▶ _Stated task_: Write out the data again exactly, skipping every picture.

▶ _Material shown_:
::::
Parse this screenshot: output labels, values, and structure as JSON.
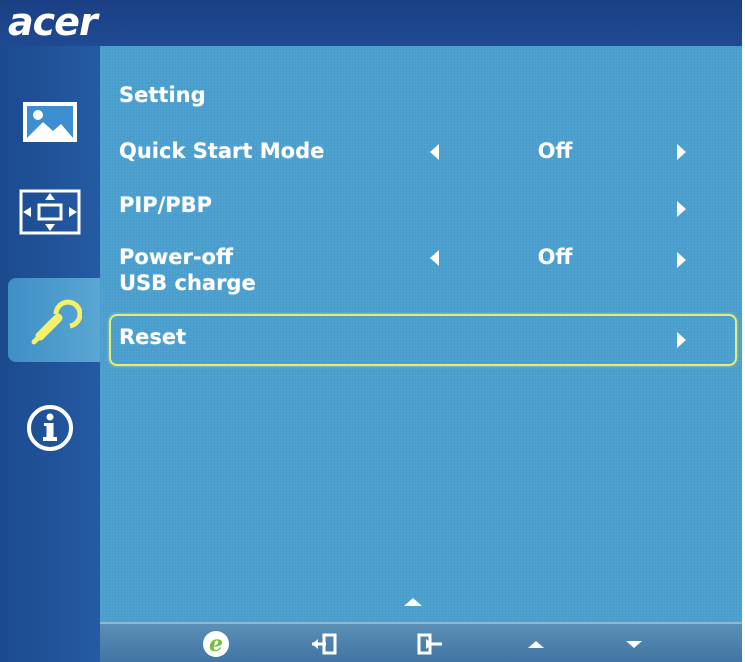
{
  "brand": "acer",
  "nav": [
    {
      "icon": "picture-icon"
    },
    {
      "icon": "osd-position-icon"
    },
    {
      "icon": "settings-wrench-icon",
      "active": true
    },
    {
      "icon": "info-icon"
    }
  ],
  "menu": {
    "title": "Setting",
    "rows": [
      {
        "label": "Quick Start Mode",
        "value": "Off",
        "left_arrow": true,
        "right_arrow": true
      },
      {
        "label": "PIP/PBP",
        "value": "",
        "left_arrow": false,
        "right_arrow": true
      },
      {
        "label_line1": "Power-off",
        "label_line2": "USB charge",
        "value": "Off",
        "left_arrow": true,
        "right_arrow": true
      },
      {
        "label": "Reset",
        "value": "",
        "left_arrow": false,
        "right_arrow": true,
        "selected": true
      }
    ]
  },
  "bottom_buttons": [
    "e-key-icon",
    "exit-icon",
    "enter-icon",
    "up-icon",
    "down-icon"
  ],
  "colors": {
    "panel": "#4ba0cf",
    "frame": "#1f4f95",
    "highlight": "#e6ec7a",
    "e_key": "#6fc23a"
  }
}
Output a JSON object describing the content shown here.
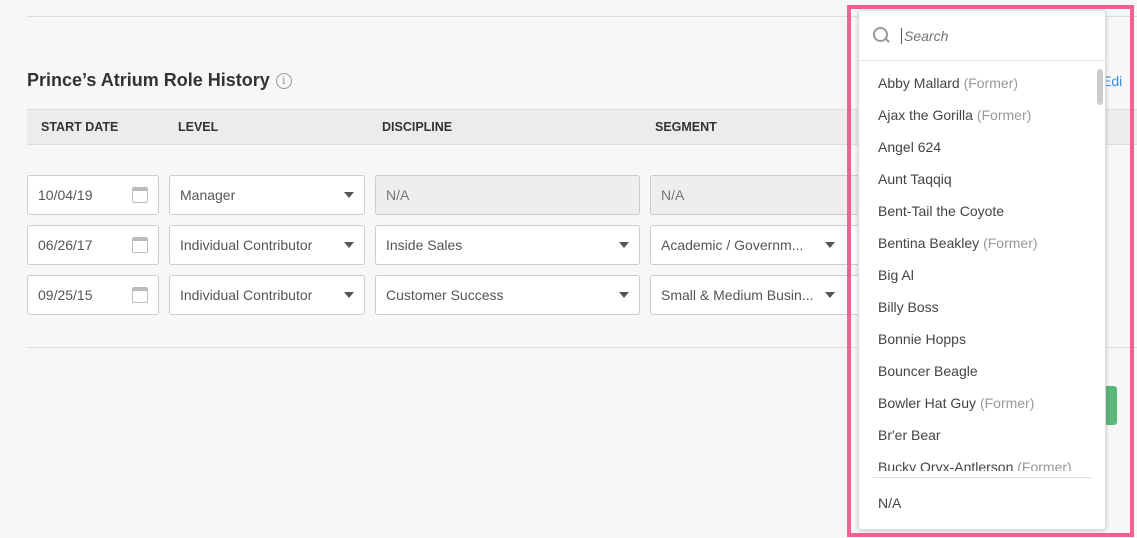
{
  "section": {
    "title": "Prince’s Atrium Role History",
    "info_icon": "info-icon",
    "edit_label": "Edi"
  },
  "columns": [
    "START DATE",
    "LEVEL",
    "DISCIPLINE",
    "SEGMENT"
  ],
  "rows": [
    {
      "date": "10/04/19",
      "level": "Manager",
      "discipline": "N/A",
      "segment": "N/A"
    },
    {
      "date": "06/26/17",
      "level": "Individual Contributor",
      "discipline": "Inside Sales",
      "segment": "Academic / Governm..."
    },
    {
      "date": "09/25/15",
      "level": "Individual Contributor",
      "discipline": "Customer Success",
      "segment": "Small & Medium Busin..."
    }
  ],
  "dropdown": {
    "search_placeholder": "Search",
    "options": [
      {
        "name": "Abby Mallard",
        "tag": "(Former)"
      },
      {
        "name": "Ajax the Gorilla",
        "tag": "(Former)"
      },
      {
        "name": "Angel 624",
        "tag": ""
      },
      {
        "name": "Aunt Taqqiq",
        "tag": ""
      },
      {
        "name": "Bent-Tail the Coyote",
        "tag": ""
      },
      {
        "name": "Bentina Beakley",
        "tag": "(Former)"
      },
      {
        "name": "Big Al",
        "tag": ""
      },
      {
        "name": "Billy Boss",
        "tag": ""
      },
      {
        "name": "Bonnie Hopps",
        "tag": ""
      },
      {
        "name": "Bouncer Beagle",
        "tag": ""
      },
      {
        "name": "Bowler Hat Guy",
        "tag": "(Former)"
      },
      {
        "name": "Br'er Bear",
        "tag": ""
      },
      {
        "name": "Bucky Oryx-Antlerson",
        "tag": "(Former)"
      }
    ],
    "na_option": "N/A"
  },
  "colors": {
    "highlight": "#f5618f",
    "link": "#3a8fd8",
    "button": "#5cb87a"
  }
}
::::
▶ _Result_:
Parse this screenshot: output labels, values, and structure as JSON.
{
  "brand": "acer",
  "nav": [
    {
      "icon": "picture-icon"
    },
    {
      "icon": "osd-position-icon"
    },
    {
      "icon": "settings-wrench-icon",
      "active": true
    },
    {
      "icon": "info-icon"
    }
  ],
  "menu": {
    "title": "Setting",
    "rows": [
      {
        "label": "Quick Start Mode",
        "value": "Off",
        "left_arrow": true,
        "right_arrow": true
      },
      {
        "label": "PIP/PBP",
        "value": "",
        "left_arrow": false,
        "right_arrow": true
      },
      {
        "label_line1": "Power-off",
        "label_line2": "USB charge",
        "value": "Off",
        "left_arrow": true,
        "right_arrow": true
      },
      {
        "label": "Reset",
        "value": "",
        "left_arrow": false,
        "right_arrow": true,
        "selected": true
      }
    ]
  },
  "bottom_buttons": [
    "e-key-icon",
    "exit-icon",
    "enter-icon",
    "up-icon",
    "down-icon"
  ],
  "colors": {
    "panel": "#4ba0cf",
    "frame": "#1f4f95",
    "highlight": "#e6ec7a",
    "e_key": "#6fc23a"
  }
}
Output a JSON object describing the content shown here.
{
  "section": {
    "title": "Prince’s Atrium Role History",
    "info_icon": "info-icon",
    "edit_label": "Edi"
  },
  "columns": [
    "START DATE",
    "LEVEL",
    "DISCIPLINE",
    "SEGMENT"
  ],
  "rows": [
    {
      "date": "10/04/19",
      "level": "Manager",
      "discipline": "N/A",
      "segment": "N/A"
    },
    {
      "date": "06/26/17",
      "level": "Individual Contributor",
      "discipline": "Inside Sales",
      "segment": "Academic / Governm..."
    },
    {
      "date": "09/25/15",
      "level": "Individual Contributor",
      "discipline": "Customer Success",
      "segment": "Small & Medium Busin..."
    }
  ],
  "dropdown": {
    "search_placeholder": "Search",
    "options": [
      {
        "name": "Abby Mallard",
        "tag": "(Former)"
      },
      {
        "name": "Ajax the Gorilla",
        "tag": "(Former)"
      },
      {
        "name": "Angel 624",
        "tag": ""
      },
      {
        "name": "Aunt Taqqiq",
        "tag": ""
      },
      {
        "name": "Bent-Tail the Coyote",
        "tag": ""
      },
      {
        "name": "Bentina Beakley",
        "tag": "(Former)"
      },
      {
        "name": "Big Al",
        "tag": ""
      },
      {
        "name": "Billy Boss",
        "tag": ""
      },
      {
        "name": "Bonnie Hopps",
        "tag": ""
      },
      {
        "name": "Bouncer Beagle",
        "tag": ""
      },
      {
        "name": "Bowler Hat Guy",
        "tag": "(Former)"
      },
      {
        "name": "Br'er Bear",
        "tag": ""
      },
      {
        "name": "Bucky Oryx-Antlerson",
        "tag": "(Former)"
      }
    ],
    "na_option": "N/A"
  },
  "colors": {
    "highlight": "#f5618f",
    "link": "#3a8fd8",
    "button": "#5cb87a"
  }
}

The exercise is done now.